Records from a dataset
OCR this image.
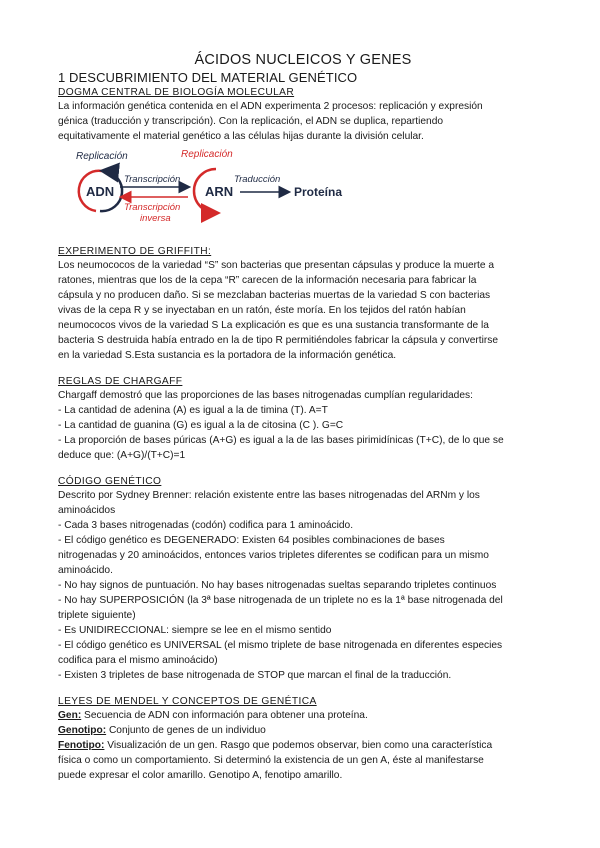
ÁCIDOS NUCLEICOS Y GENES
1 DESCUBRIMIENTO DEL MATERIAL GENÉTICO
DOGMA CENTRAL DE BIOLOGÍA MOLECULAR
La información genética contenida en el ADN experimenta 2 procesos: replicación y expresión
génica (traducción y transcripción). Con la replicación, el ADN se duplica, repartiendo
equitativamente el material genético a las células hijas durante la división celular.
Replicación	Replicación
ADN	ARN
Transcripción
Transcripción
inversa
Traducción
Proteína
EXPERIMENTO DE GRIFFITH:
Los neumococos de la variedad “S” son bacterias que presentan cápsulas y produce la muerte a
ratones, mientras que los de la cepa “R” carecen de la información necesaria para fabricar la
cápsula y no producen daño. Si se mezclaban bacterias muertas de la variedad S con bacterias
vivas de la cepa R y se inyectaban en un ratón, éste moría. En los tejidos del ratón habían
neumococos vivos de la variedad S La explicación es que es una sustancia transformante de la
bacteria S destruida había entrado en la de tipo R permitiéndoles fabricar la cápsula y convertirse
en la variedad S.Esta sustancia es la portadora de la información genética.
REGLAS DE CHARGAFF
Chargaff demostró que las proporciones de las bases nitrogenadas cumplían regularidades:
- La cantidad de adenina (A) es igual a la de timina (T). A=T
- La cantidad de guanina (G) es igual a la de citosina (C ). G=C
- La proporción de bases púricas (A+G) es igual a la de las bases pirimidínicas (T+C), de lo que se
deduce que: (A+G)/(T+C)=1
CÓDIGO GENÉTICO
Descrito por Sydney Brenner: relación existente entre las bases nitrogenadas del ARNm y los
aminoácidos
- Cada 3 bases nitrogenadas (codón) codifica para 1 aminoácido.
- El código genético es DEGENERADO: Existen 64 posibles combinaciones de bases
nitrogenadas y 20 aminoácidos, entonces varios tripletes diferentes se codifican para un mismo
aminoácido.
- No hay signos de puntuación. No hay bases nitrogenadas sueltas separando tripletes continuos
- No hay SUPERPOSICIÓN (la 3ª base nitrogenada de un triplete no es la 1ª base nitrogenada del
triplete siguiente)
- Es UNIDIRECCIONAL: siempre se lee en el mismo sentido
- El código genético es UNIVERSAL (el mismo triplete de base nitrogenada en diferentes especies
codifica para el mismo aminoácido)
- Existen 3 tripletes de base nitrogenada de STOP que marcan el final de la traducción.
LEYES DE MENDEL Y CONCEPTOS DE GENÉTICA
Gen: Secuencia de ADN con información para obtener una proteína.
Genotipo: Conjunto de genes de un individuo
Fenotipo: Visualización de un gen. Rasgo que podemos observar, bien como una característica
física o como un comportamiento. Si determinó la existencia de un gen A, éste al manifestarse
puede expresar el color amarillo. Genotipo A, fenotipo amarillo.
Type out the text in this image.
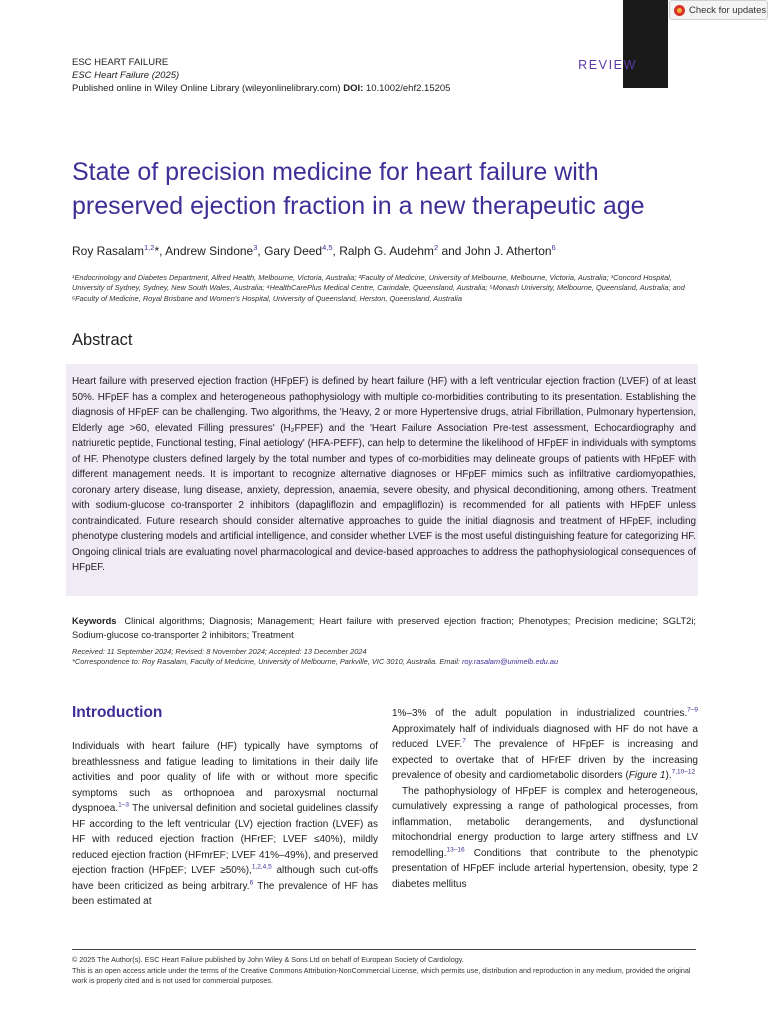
Check for updates
ESC HEART FAILURE
ESC Heart Failure (2025)
Published online in Wiley Online Library (wileyonlinelibrary.com) DOI: 10.1002/ehf2.15205
REVIEW
State of precision medicine for heart failure with preserved ejection fraction in a new therapeutic age
Roy Rasalam$^{1,2}$*, Andrew Sindone$^3$, Gary Deed$^{4,5}$, Ralph G. Audehm$^2$ and John J. Atherton$^6$
¹Endocrinology and Diabetes Department, Alfred Health, Melbourne, Victoria, Australia; ²Faculty of Medicine, University of Melbourne, Melbourne, Victoria, Australia; ³Concord Hospital, University of Sydney, Sydney, New South Wales, Australia; ⁴HealthCarePlus Medical Centre, Carindale, Queensland, Australia; ⁵Monash University, Melbourne, Queensland, Australia; and ⁶Faculty of Medicine, Royal Brisbane and Women's Hospital, University of Queensland, Herston, Queensland, Australia
Abstract
Heart failure with preserved ejection fraction (HFpEF) is defined by heart failure (HF) with a left ventricular ejection fraction (LVEF) of at least 50%. HFpEF has a complex and heterogeneous pathophysiology with multiple co-morbidities contributing to its presentation. Establishing the diagnosis of HFpEF can be challenging. Two algorithms, the 'Heavy, 2 or more Hypertensive drugs, atrial Fibrillation, Pulmonary hypertension, Elderly age >60, elevated Filling pressures' (H₂FPEF) and the 'Heart Failure Association Pre-test assessment, Echocardiography and natriuretic peptide, Functional testing, Final aetiology' (HFA-PEFF), can help to determine the likelihood of HFpEF in individuals with symptoms of HF. Phenotype clusters defined largely by the total number and types of co-morbidities may delineate groups of patients with HFpEF with different management needs. It is important to recognize alternative diagnoses or HFpEF mimics such as infiltrative cardiomyopathies, coronary artery disease, lung disease, anxiety, depression, anaemia, severe obesity, and physical deconditioning, among others. Treatment with sodium-glucose co-transporter 2 inhibitors (dapagliflozin and empagliflozin) is recommended for all patients with HFpEF unless contraindicated. Future research should consider alternative approaches to guide the initial diagnosis and treatment of HFpEF, including phenotype clustering models and artificial intelligence, and consider whether LVEF is the most useful distinguishing feature for categorizing HF. Ongoing clinical trials are evaluating novel pharmacological and device-based approaches to address the pathophysiological consequences of HFpEF.
Keywords Clinical algorithms; Diagnosis; Management; Heart failure with preserved ejection fraction; Phenotypes; Precision medicine; SGLT2i; Sodium-glucose co-transporter 2 inhibitors; Treatment
Received: 11 September 2024; Revised: 8 November 2024; Accepted: 13 December 2024
*Correspondence to: Roy Rasalam, Faculty of Medicine, University of Melbourne, Parkville, VIC 3010, Australia. Email: roy.rasalam@unimelb.edu.au
Introduction
Individuals with heart failure (HF) typically have symptoms of breathlessness and fatigue leading to limitations in their daily life activities and poor quality of life with or without more specific symptoms such as orthopnoea and paroxysmal nocturnal dyspnoea.$^{1-3}$ The universal definition and societal guidelines classify HF according to the left ventricular (LV) ejection fraction (LVEF) as HF with reduced ejection fraction (HFrEF; LVEF ≤40%), mildly reduced ejection fraction (HFmrEF; LVEF 41%–49%), and preserved ejection fraction (HFpEF; LVEF ≥50%),$^{1,2,4,5}$ although such cut-offs have been criticized as being arbitrary.$^6$ The prevalence of HF has been estimated at

1%–3% of the adult population in industrialized countries.$^{7-9}$ Approximately half of individuals diagnosed with HF do not have a reduced LVEF.$^7$ The prevalence of HFpEF is increasing and expected to overtake that of HFrEF driven by the increasing prevalence of obesity and cardiometabolic disorders (Figure 1).$^{7,10-12}$

The pathophysiology of HFpEF is complex and heterogeneous, cumulatively expressing a range of pathological processes, from inflammation, metabolic derangements, and dysfunctional mitochondrial energy production to large artery stiffness and LV remodelling.$^{13-16}$ Conditions that contribute to the phenotypic presentation of HFpEF include arterial hypertension, obesity, type 2 diabetes mellitus

© 2025 The Author(s). ESC Heart Failure published by John Wiley & Sons Ltd on behalf of European Society of Cardiology.
This is an open access article under the terms of the Creative Commons Attribution-NonCommercial License, which permits use, distribution and reproduction in any medium, provided the original work is properly cited and is not used for commercial purposes.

◆ To do ◆
A picture-free version of all the records, repeated exactly, is what to return.

◆ Result of this exercise ◆
OCR this image.
ÁCIDOS NUCLEICOS Y GENES
1 DESCUBRIMIENTO DEL MATERIAL GENÉTICO
DOGMA CENTRAL DE BIOLOGÍA MOLECULAR
La información genética contenida en el ADN experimenta 2 procesos: replicación y expresión
génica (traducción y transcripción). Con la replicación, el ADN se duplica, repartiendo
equitativamente el material genético a las células hijas durante la división celular.
Replicación	Replicación
ADN	ARN
Transcripción
Transcripción
inversa
Traducción
Proteína
EXPERIMENTO DE GRIFFITH:
Los neumococos de la variedad “S” son bacterias que presentan cápsulas y produce la muerte a
ratones, mientras que los de la cepa “R” carecen de la información necesaria para fabricar la
cápsula y no producen daño. Si se mezclaban bacterias muertas de la variedad S con bacterias
vivas de la cepa R y se inyectaban en un ratón, éste moría. En los tejidos del ratón habían
neumococos vivos de la variedad S La explicación es que es una sustancia transformante de la
bacteria S destruida había entrado en la de tipo R permitiéndoles fabricar la cápsula y convertirse
en la variedad S.Esta sustancia es la portadora de la información genética.
REGLAS DE CHARGAFF
Chargaff demostró que las proporciones de las bases nitrogenadas cumplían regularidades:
- La cantidad de adenina (A) es igual a la de timina (T). A=T
- La cantidad de guanina (G) es igual a la de citosina (C ). G=C
- La proporción de bases púricas (A+G) es igual a la de las bases pirimidínicas (T+C), de lo que se
deduce que: (A+G)/(T+C)=1
CÓDIGO GENÉTICO
Descrito por Sydney Brenner: relación existente entre las bases nitrogenadas del ARNm y los
aminoácidos
- Cada 3 bases nitrogenadas (codón) codifica para 1 aminoácido.
- El código genético es DEGENERADO: Existen 64 posibles combinaciones de bases
nitrogenadas y 20 aminoácidos, entonces varios tripletes diferentes se codifican para un mismo
aminoácido.
- No hay signos de puntuación. No hay bases nitrogenadas sueltas separando tripletes continuos
- No hay SUPERPOSICIÓN (la 3ª base nitrogenada de un triplete no es la 1ª base nitrogenada del
triplete siguiente)
- Es UNIDIRECCIONAL: siempre se lee en el mismo sentido
- El código genético es UNIVERSAL (el mismo triplete de base nitrogenada en diferentes especies
codifica para el mismo aminoácido)
- Existen 3 tripletes de base nitrogenada de STOP que marcan el final de la traducción.
LEYES DE MENDEL Y CONCEPTOS DE GENÉTICA
Gen: Secuencia de ADN con información para obtener una proteína.
Genotipo: Conjunto de genes de un individuo
Fenotipo: Visualización de un gen. Rasgo que podemos observar, bien como una característica
física o como un comportamiento. Si determinó la existencia de un gen A, éste al manifestarse
puede expresar el color amarillo. Genotipo A, fenotipo amarillo.
Type out the text in this image.
Check for updates
ESC HEART FAILURE
ESC Heart Failure (2025)
Published online in Wiley Online Library (wileyonlinelibrary.com) DOI: 10.1002/ehf2.15205
REVIEW
State of precision medicine for heart failure with preserved ejection fraction in a new therapeutic age
Roy Rasalam$^{1,2}$*, Andrew Sindone$^3$, Gary Deed$^{4,5}$, Ralph G. Audehm$^2$ and John J. Atherton$^6$
¹Endocrinology and Diabetes Department, Alfred Health, Melbourne, Victoria, Australia; ²Faculty of Medicine, University of Melbourne, Melbourne, Victoria, Australia; ³Concord Hospital, University of Sydney, Sydney, New South Wales, Australia; ⁴HealthCarePlus Medical Centre, Carindale, Queensland, Australia; ⁵Monash University, Melbourne, Queensland, Australia; and ⁶Faculty of Medicine, Royal Brisbane and Women's Hospital, University of Queensland, Herston, Queensland, Australia
Abstract
Heart failure with preserved ejection fraction (HFpEF) is defined by heart failure (HF) with a left ventricular ejection fraction (LVEF) of at least 50%. HFpEF has a complex and heterogeneous pathophysiology with multiple co-morbidities contributing to its presentation. Establishing the diagnosis of HFpEF can be challenging. Two algorithms, the 'Heavy, 2 or more Hypertensive drugs, atrial Fibrillation, Pulmonary hypertension, Elderly age >60, elevated Filling pressures' (H₂FPEF) and the 'Heart Failure Association Pre-test assessment, Echocardiography and natriuretic peptide, Functional testing, Final aetiology' (HFA-PEFF), can help to determine the likelihood of HFpEF in individuals with symptoms of HF. Phenotype clusters defined largely by the total number and types of co-morbidities may delineate groups of patients with HFpEF with different management needs. It is important to recognize alternative diagnoses or HFpEF mimics such as infiltrative cardiomyopathies, coronary artery disease, lung disease, anxiety, depression, anaemia, severe obesity, and physical deconditioning, among others. Treatment with sodium-glucose co-transporter 2 inhibitors (dapagliflozin and empagliflozin) is recommended for all patients with HFpEF unless contraindicated. Future research should consider alternative approaches to guide the initial diagnosis and treatment of HFpEF, including phenotype clustering models and artificial intelligence, and consider whether LVEF is the most useful distinguishing feature for categorizing HF. Ongoing clinical trials are evaluating novel pharmacological and device-based approaches to address the pathophysiological consequences of HFpEF.
Keywords Clinical algorithms; Diagnosis; Management; Heart failure with preserved ejection fraction; Phenotypes; Precision medicine; SGLT2i; Sodium-glucose co-transporter 2 inhibitors; Treatment
Received: 11 September 2024; Revised: 8 November 2024; Accepted: 13 December 2024
*Correspondence to: Roy Rasalam, Faculty of Medicine, University of Melbourne, Parkville, VIC 3010, Australia. Email: roy.rasalam@unimelb.edu.au
Introduction
Individuals with heart failure (HF) typically have symptoms of breathlessness and fatigue leading to limitations in their daily life activities and poor quality of life with or without more specific symptoms such as orthopnoea and paroxysmal nocturnal dyspnoea.$^{1-3}$ The universal definition and societal guidelines classify HF according to the left ventricular (LV) ejection fraction (LVEF) as HF with reduced ejection fraction (HFrEF; LVEF ≤40%), mildly reduced ejection fraction (HFmrEF; LVEF 41%–49%), and preserved ejection fraction (HFpEF; LVEF ≥50%),$^{1,2,4,5}$ although such cut-offs have been criticized as being arbitrary.$^6$ The prevalence of HF has been estimated at

1%–3% of the adult population in industrialized countries.$^{7-9}$ Approximately half of individuals diagnosed with HF do not have a reduced LVEF.$^7$ The prevalence of HFpEF is increasing and expected to overtake that of HFrEF driven by the increasing prevalence of obesity and cardiometabolic disorders (Figure 1).$^{7,10-12}$

The pathophysiology of HFpEF is complex and heterogeneous, cumulatively expressing a range of pathological processes, from inflammation, metabolic derangements, and dysfunctional mitochondrial energy production to large artery stiffness and LV remodelling.$^{13-16}$ Conditions that contribute to the phenotypic presentation of HFpEF include arterial hypertension, obesity, type 2 diabetes mellitus

© 2025 The Author(s). ESC Heart Failure published by John Wiley & Sons Ltd on behalf of European Society of Cardiology.
This is an open access article under the terms of the Creative Commons Attribution-NonCommercial License, which permits use, distribution and reproduction in any medium, provided the original work is properly cited and is not used for commercial purposes.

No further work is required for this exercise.